▸ INSTRUCTION: Restate each line word for word. Leave out every picture.

[Data tied to figure images]
"""
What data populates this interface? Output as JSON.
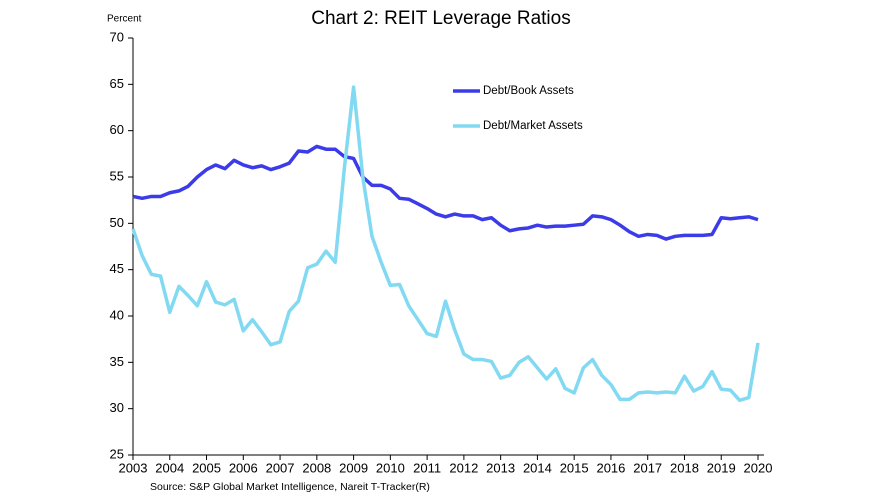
{
  "chart_data": {
    "type": "line",
    "title": "Chart 2: REIT Leverage Ratios",
    "y_label": "Percent",
    "source": "Source: S&P Global Market Intelligence, Nareit T-Tracker(R)",
    "x": [
      2003,
      2003.25,
      2003.5,
      2003.75,
      2004,
      2004.25,
      2004.5,
      2004.75,
      2005,
      2005.25,
      2005.5,
      2005.75,
      2006,
      2006.25,
      2006.5,
      2006.75,
      2007,
      2007.25,
      2007.5,
      2007.75,
      2008,
      2008.25,
      2008.5,
      2008.75,
      2009,
      2009.25,
      2009.5,
      2009.75,
      2010,
      2010.25,
      2010.5,
      2010.75,
      2011,
      2011.25,
      2011.5,
      2011.75,
      2012,
      2012.25,
      2012.5,
      2012.75,
      2013,
      2013.25,
      2013.5,
      2013.75,
      2014,
      2014.25,
      2014.5,
      2014.75,
      2015,
      2015.25,
      2015.5,
      2015.75,
      2016,
      2016.25,
      2016.5,
      2016.75,
      2017,
      2017.25,
      2017.5,
      2017.75,
      2018,
      2018.25,
      2018.5,
      2018.75,
      2019,
      2019.25,
      2019.5,
      2019.75,
      2020
    ],
    "series": [
      {
        "name": "Debt/Book Assets",
        "color": "#3b3bea",
        "values": [
          52.9,
          52.7,
          52.9,
          52.9,
          53.3,
          53.5,
          54.0,
          55.0,
          55.8,
          56.3,
          55.9,
          56.8,
          56.3,
          56.0,
          56.2,
          55.8,
          56.1,
          56.5,
          57.8,
          57.7,
          58.3,
          58.0,
          58.0,
          57.2,
          57.0,
          55.0,
          54.1,
          54.1,
          53.7,
          52.7,
          52.6,
          52.1,
          51.6,
          51.0,
          50.7,
          51.0,
          50.8,
          50.8,
          50.4,
          50.6,
          49.8,
          49.2,
          49.4,
          49.5,
          49.8,
          49.6,
          49.7,
          49.7,
          49.8,
          49.9,
          50.8,
          50.7,
          50.4,
          49.8,
          49.1,
          48.6,
          48.8,
          48.7,
          48.3,
          48.6,
          48.7,
          48.7,
          48.7,
          48.8,
          50.6,
          50.5,
          50.6,
          50.7,
          50.4
        ]
      },
      {
        "name": "Debt/Market Assets",
        "color": "#82d9f2",
        "values": [
          49.4,
          46.5,
          44.5,
          44.3,
          40.4,
          43.2,
          42.2,
          41.1,
          43.7,
          41.5,
          41.2,
          41.8,
          38.4,
          39.6,
          38.3,
          36.9,
          37.2,
          40.5,
          41.6,
          45.2,
          45.6,
          47.0,
          45.8,
          56.0,
          64.7,
          55.0,
          48.6,
          45.8,
          43.3,
          43.4,
          41.1,
          39.6,
          38.1,
          37.8,
          41.6,
          38.5,
          35.9,
          35.3,
          35.3,
          35.1,
          33.3,
          33.6,
          35.0,
          35.6,
          34.4,
          33.2,
          34.3,
          32.2,
          31.7,
          34.4,
          35.3,
          33.6,
          32.6,
          31.0,
          31.0,
          31.7,
          31.8,
          31.7,
          31.8,
          31.7,
          33.5,
          31.9,
          32.4,
          34.0,
          32.1,
          32.0,
          30.9,
          31.2,
          37.1
        ]
      }
    ],
    "xlim": [
      2003,
      2020
    ],
    "xticks": [
      2003,
      2004,
      2005,
      2006,
      2007,
      2008,
      2009,
      2010,
      2011,
      2012,
      2013,
      2014,
      2015,
      2016,
      2017,
      2018,
      2019,
      2020
    ],
    "ylim": [
      25,
      70
    ],
    "yticks": [
      25,
      30,
      35,
      40,
      45,
      50,
      55,
      60,
      65,
      70
    ],
    "grid": false,
    "legend": "upper right"
  }
}
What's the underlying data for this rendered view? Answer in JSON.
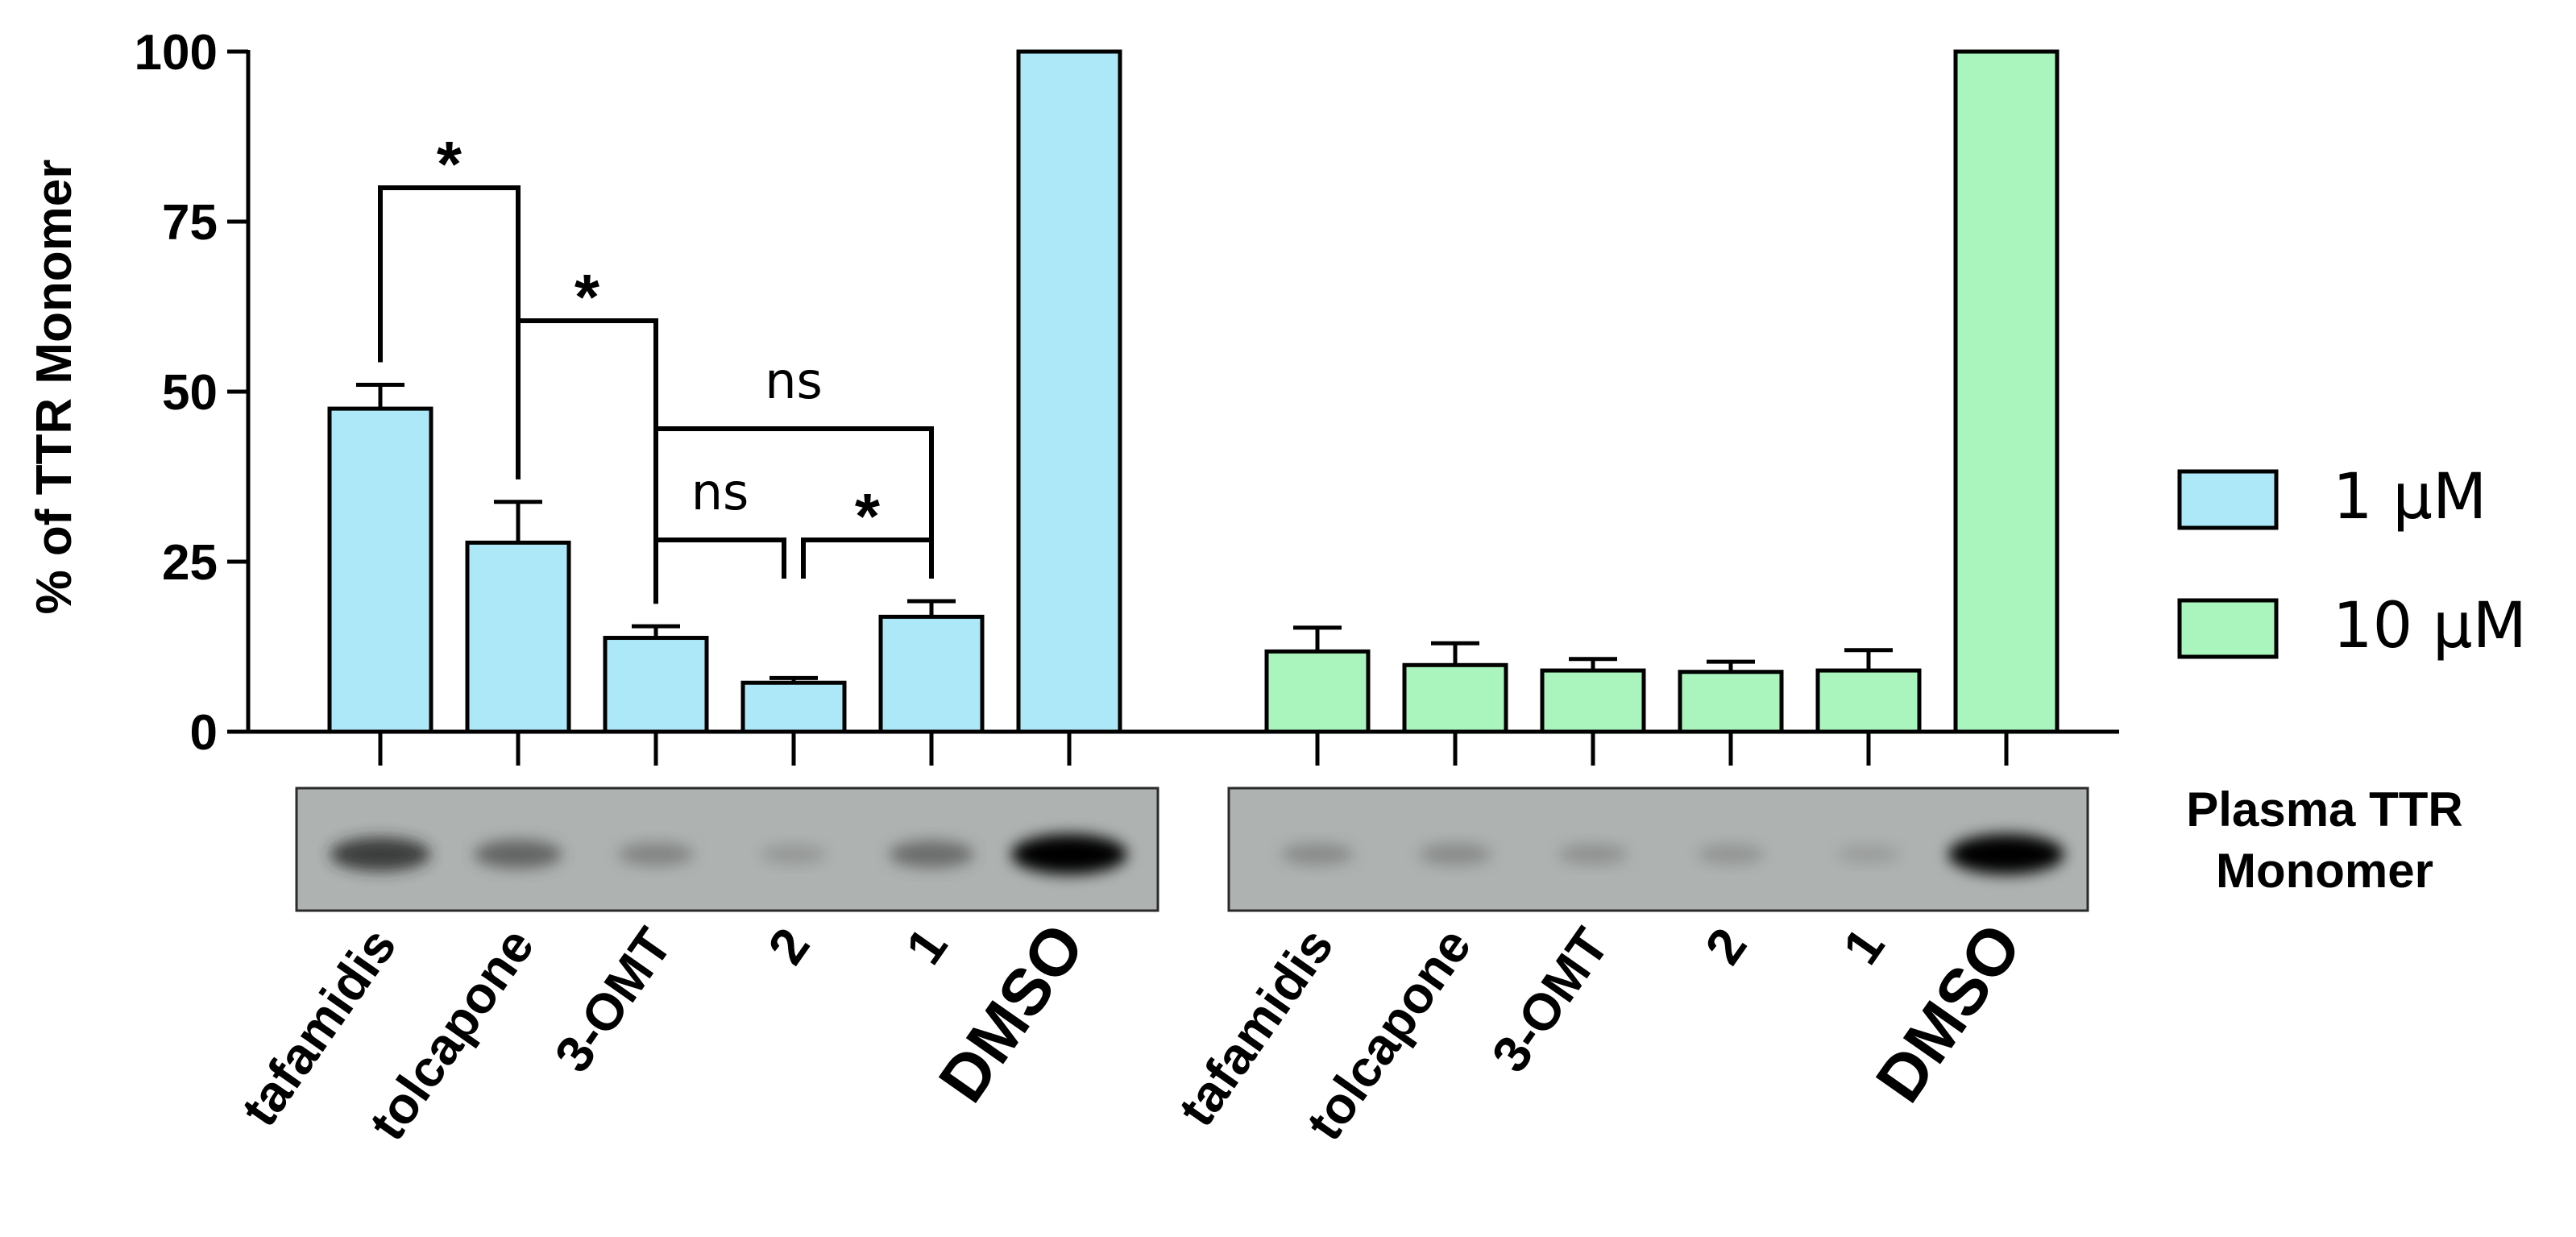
{
  "chart_data": {
    "type": "bar",
    "ylabel": "% of TTR Monomer",
    "ylim": [
      0,
      100
    ],
    "yticks": [
      0,
      25,
      50,
      75,
      100
    ],
    "grid": false,
    "legend_position": "right",
    "categories": [
      "tafamidis",
      "tolcapone",
      "3-OMT",
      "2",
      "1",
      "DMSO"
    ],
    "series": [
      {
        "name": "1 μM",
        "color": "#ace8f8",
        "values": [
          47.5,
          27.8,
          13.8,
          7.2,
          16.9,
          100
        ],
        "errors": [
          3.5,
          6.0,
          1.7,
          0.7,
          2.3,
          0
        ]
      },
      {
        "name": "10 μM",
        "color": "#a9f5bd",
        "values": [
          11.8,
          9.8,
          9.0,
          8.8,
          9.0,
          100
        ],
        "errors": [
          3.5,
          3.2,
          1.7,
          1.5,
          3.0,
          0
        ]
      }
    ],
    "significance": [
      {
        "series": 0,
        "from": 0,
        "to": 1,
        "label": "*"
      },
      {
        "series": 0,
        "from": 1,
        "to": 2,
        "label": "*"
      },
      {
        "series": 0,
        "from": 2,
        "to": 4,
        "label": "ns"
      },
      {
        "series": 0,
        "from": 2,
        "to": 3,
        "label": "ns"
      },
      {
        "series": 0,
        "from": 3,
        "to": 4,
        "label": "*"
      }
    ],
    "blot_label": [
      "Plasma TTR",
      "Monomer"
    ],
    "blot_intensity": [
      [
        0.75,
        0.55,
        0.35,
        0.2,
        0.5,
        1.0
      ],
      [
        0.3,
        0.3,
        0.25,
        0.22,
        0.15,
        1.0
      ]
    ]
  }
}
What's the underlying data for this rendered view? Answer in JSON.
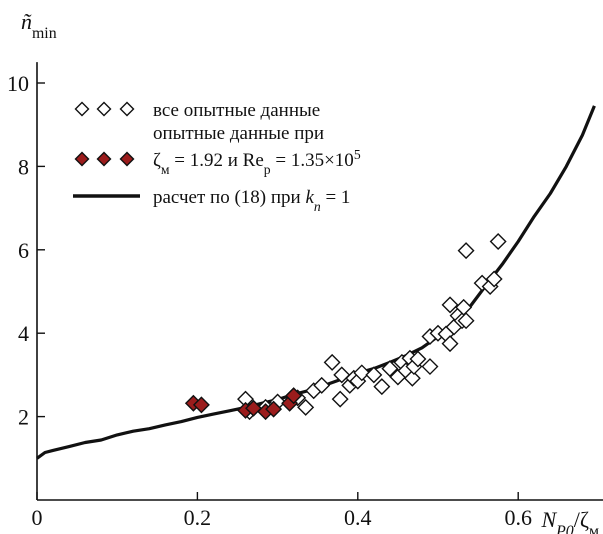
"""
▸ IN RESPONSE:
What data populates this interface? Output as JSON.
{
  "chart_data": {
    "type": "line",
    "title": "Chart 2: REIT Leverage Ratios",
    "y_label": "Percent",
    "source": "Source: S&P Global Market Intelligence, Nareit T-Tracker(R)",
    "x": [
      2003,
      2003.25,
      2003.5,
      2003.75,
      2004,
      2004.25,
      2004.5,
      2004.75,
      2005,
      2005.25,
      2005.5,
      2005.75,
      2006,
      2006.25,
      2006.5,
      2006.75,
      2007,
      2007.25,
      2007.5,
      2007.75,
      2008,
      2008.25,
      2008.5,
      2008.75,
      2009,
      2009.25,
      2009.5,
      2009.75,
      2010,
      2010.25,
      2010.5,
      2010.75,
      2011,
      2011.25,
      2011.5,
      2011.75,
      2012,
      2012.25,
      2012.5,
      2012.75,
      2013,
      2013.25,
      2013.5,
      2013.75,
      2014,
      2014.25,
      2014.5,
      2014.75,
      2015,
      2015.25,
      2015.5,
      2015.75,
      2016,
      2016.25,
      2016.5,
      2016.75,
      2017,
      2017.25,
      2017.5,
      2017.75,
      2018,
      2018.25,
      2018.5,
      2018.75,
      2019,
      2019.25,
      2019.5,
      2019.75,
      2020
    ],
    "series": [
      {
        "name": "Debt/Book Assets",
        "color": "#3b3bea",
        "values": [
          52.9,
          52.7,
          52.9,
          52.9,
          53.3,
          53.5,
          54.0,
          55.0,
          55.8,
          56.3,
          55.9,
          56.8,
          56.3,
          56.0,
          56.2,
          55.8,
          56.1,
          56.5,
          57.8,
          57.7,
          58.3,
          58.0,
          58.0,
          57.2,
          57.0,
          55.0,
          54.1,
          54.1,
          53.7,
          52.7,
          52.6,
          52.1,
          51.6,
          51.0,
          50.7,
          51.0,
          50.8,
          50.8,
          50.4,
          50.6,
          49.8,
          49.2,
          49.4,
          49.5,
          49.8,
          49.6,
          49.7,
          49.7,
          49.8,
          49.9,
          50.8,
          50.7,
          50.4,
          49.8,
          49.1,
          48.6,
          48.8,
          48.7,
          48.3,
          48.6,
          48.7,
          48.7,
          48.7,
          48.8,
          50.6,
          50.5,
          50.6,
          50.7,
          50.4
        ]
      },
      {
        "name": "Debt/Market Assets",
        "color": "#82d9f2",
        "values": [
          49.4,
          46.5,
          44.5,
          44.3,
          40.4,
          43.2,
          42.2,
          41.1,
          43.7,
          41.5,
          41.2,
          41.8,
          38.4,
          39.6,
          38.3,
          36.9,
          37.2,
          40.5,
          41.6,
          45.2,
          45.6,
          47.0,
          45.8,
          56.0,
          64.7,
          55.0,
          48.6,
          45.8,
          43.3,
          43.4,
          41.1,
          39.6,
          38.1,
          37.8,
          41.6,
          38.5,
          35.9,
          35.3,
          35.3,
          35.1,
          33.3,
          33.6,
          35.0,
          35.6,
          34.4,
          33.2,
          34.3,
          32.2,
          31.7,
          34.4,
          35.3,
          33.6,
          32.6,
          31.0,
          31.0,
          31.7,
          31.8,
          31.7,
          31.8,
          31.7,
          33.5,
          31.9,
          32.4,
          34.0,
          32.1,
          32.0,
          30.9,
          31.2,
          37.1
        ]
      }
    ],
    "xlim": [
      2003,
      2020
    ],
    "xticks": [
      2003,
      2004,
      2005,
      2006,
      2007,
      2008,
      2009,
      2010,
      2011,
      2012,
      2013,
      2014,
      2015,
      2016,
      2017,
      2018,
      2019,
      2020
    ],
    "ylim": [
      25,
      70
    ],
    "yticks": [
      25,
      30,
      35,
      40,
      45,
      50,
      55,
      60,
      65,
      70
    ],
    "grid": false,
    "legend": "upper right"
  }
}
What's the underlying data for this rendered view? Answer in JSON.
{
  "chart_data": {
    "type": "bar",
    "ylabel": "% of TTR Monomer",
    "ylim": [
      0,
      100
    ],
    "yticks": [
      0,
      25,
      50,
      75,
      100
    ],
    "grid": false,
    "legend_position": "right",
    "categories": [
      "tafamidis",
      "tolcapone",
      "3-OMT",
      "2",
      "1",
      "DMSO"
    ],
    "series": [
      {
        "name": "1 μM",
        "color": "#ace8f8",
        "values": [
          47.5,
          27.8,
          13.8,
          7.2,
          16.9,
          100
        ],
        "errors": [
          3.5,
          6.0,
          1.7,
          0.7,
          2.3,
          0
        ]
      },
      {
        "name": "10 μM",
        "color": "#a9f5bd",
        "values": [
          11.8,
          9.8,
          9.0,
          8.8,
          9.0,
          100
        ],
        "errors": [
          3.5,
          3.2,
          1.7,
          1.5,
          3.0,
          0
        ]
      }
    ],
    "significance": [
      {
        "series": 0,
        "from": 0,
        "to": 1,
        "label": "*"
      },
      {
        "series": 0,
        "from": 1,
        "to": 2,
        "label": "*"
      },
      {
        "series": 0,
        "from": 2,
        "to": 4,
        "label": "ns"
      },
      {
        "series": 0,
        "from": 2,
        "to": 3,
        "label": "ns"
      },
      {
        "series": 0,
        "from": 3,
        "to": 4,
        "label": "*"
      }
    ],
    "blot_label": [
      "Plasma TTR",
      "Monomer"
    ],
    "blot_intensity": [
      [
        0.75,
        0.55,
        0.35,
        0.2,
        0.5,
        1.0
      ],
      [
        0.3,
        0.3,
        0.25,
        0.22,
        0.15,
        1.0
      ]
    ]
  }
}
What's the underlying data for this rendered view? Answer in JSON.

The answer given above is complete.